**Supplied data**:
----------------

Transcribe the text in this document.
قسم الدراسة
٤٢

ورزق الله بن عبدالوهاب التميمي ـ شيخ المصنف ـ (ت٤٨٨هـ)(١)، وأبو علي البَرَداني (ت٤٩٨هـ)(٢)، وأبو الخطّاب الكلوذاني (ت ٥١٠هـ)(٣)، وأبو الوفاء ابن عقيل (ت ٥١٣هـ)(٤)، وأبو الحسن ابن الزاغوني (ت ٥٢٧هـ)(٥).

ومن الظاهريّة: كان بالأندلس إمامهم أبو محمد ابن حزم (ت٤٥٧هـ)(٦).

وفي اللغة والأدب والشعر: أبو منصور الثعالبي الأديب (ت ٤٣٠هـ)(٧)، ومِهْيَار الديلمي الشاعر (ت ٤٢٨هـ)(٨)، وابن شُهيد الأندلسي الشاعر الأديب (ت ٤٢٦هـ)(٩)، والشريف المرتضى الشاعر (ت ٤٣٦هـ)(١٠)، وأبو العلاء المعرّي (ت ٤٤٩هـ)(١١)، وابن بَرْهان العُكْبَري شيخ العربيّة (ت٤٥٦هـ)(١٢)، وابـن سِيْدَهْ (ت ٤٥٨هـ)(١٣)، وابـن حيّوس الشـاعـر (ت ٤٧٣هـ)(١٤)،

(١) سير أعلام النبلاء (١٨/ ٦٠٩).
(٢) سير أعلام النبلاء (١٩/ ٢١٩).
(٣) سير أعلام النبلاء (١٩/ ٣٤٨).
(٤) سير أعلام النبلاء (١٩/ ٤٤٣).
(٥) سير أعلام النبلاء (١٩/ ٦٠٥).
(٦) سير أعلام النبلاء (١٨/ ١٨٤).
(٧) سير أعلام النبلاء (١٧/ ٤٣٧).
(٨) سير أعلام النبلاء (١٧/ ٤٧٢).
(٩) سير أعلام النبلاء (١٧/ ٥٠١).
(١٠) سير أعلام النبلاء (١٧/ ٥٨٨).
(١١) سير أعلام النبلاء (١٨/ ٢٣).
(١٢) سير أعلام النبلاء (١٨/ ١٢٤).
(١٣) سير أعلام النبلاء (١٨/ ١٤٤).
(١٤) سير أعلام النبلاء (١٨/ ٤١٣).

----------------

**Directions for this task**: Set every line of the listing down word for word.

**Final result**:
Transcribe the text in this document.
قسم الدراسة
٤٢

ورزق الله بن عبدالوهاب التميمي ـ شيخ المصنف ـ (ت٤٨٨هـ)(١)، وأبو علي البَرَداني (ت٤٩٨هـ)(٢)، وأبو الخطّاب الكلوذاني (ت ٥١٠هـ)(٣)، وأبو الوفاء ابن عقيل (ت ٥١٣هـ)(٤)، وأبو الحسن ابن الزاغوني (ت ٥٢٧هـ)(٥).

ومن الظاهريّة: كان بالأندلس إمامهم أبو محمد ابن حزم (ت٤٥٧هـ)(٦).

وفي اللغة والأدب والشعر: أبو منصور الثعالبي الأديب (ت ٤٣٠هـ)(٧)، ومِهْيَار الديلمي الشاعر (ت ٤٢٨هـ)(٨)، وابن شُهيد الأندلسي الشاعر الأديب (ت ٤٢٦هـ)(٩)، والشريف المرتضى الشاعر (ت ٤٣٦هـ)(١٠)، وأبو العلاء المعرّي (ت ٤٤٩هـ)(١١)، وابن بَرْهان العُكْبَري شيخ العربيّة (ت٤٥٦هـ)(١٢)، وابـن سِيْدَهْ (ت ٤٥٨هـ)(١٣)، وابـن حيّوس الشـاعـر (ت ٤٧٣هـ)(١٤)،

(١) سير أعلام النبلاء (١٨/ ٦٠٩).
(٢) سير أعلام النبلاء (١٩/ ٢١٩).
(٣) سير أعلام النبلاء (١٩/ ٣٤٨).
(٤) سير أعلام النبلاء (١٩/ ٤٤٣).
(٥) سير أعلام النبلاء (١٩/ ٦٠٥).
(٦) سير أعلام النبلاء (١٨/ ١٨٤).
(٧) سير أعلام النبلاء (١٧/ ٤٣٧).
(٨) سير أعلام النبلاء (١٧/ ٤٧٢).
(٩) سير أعلام النبلاء (١٧/ ٥٠١).
(١٠) سير أعلام النبلاء (١٧/ ٥٨٨).
(١١) سير أعلام النبلاء (١٨/ ٢٣).
(١٢) سير أعلام النبلاء (١٨/ ١٢٤).
(١٣) سير أعلام النبلاء (١٨/ ١٤٤).
(١٤) سير أعلام النبلاء (١٨/ ٤١٣).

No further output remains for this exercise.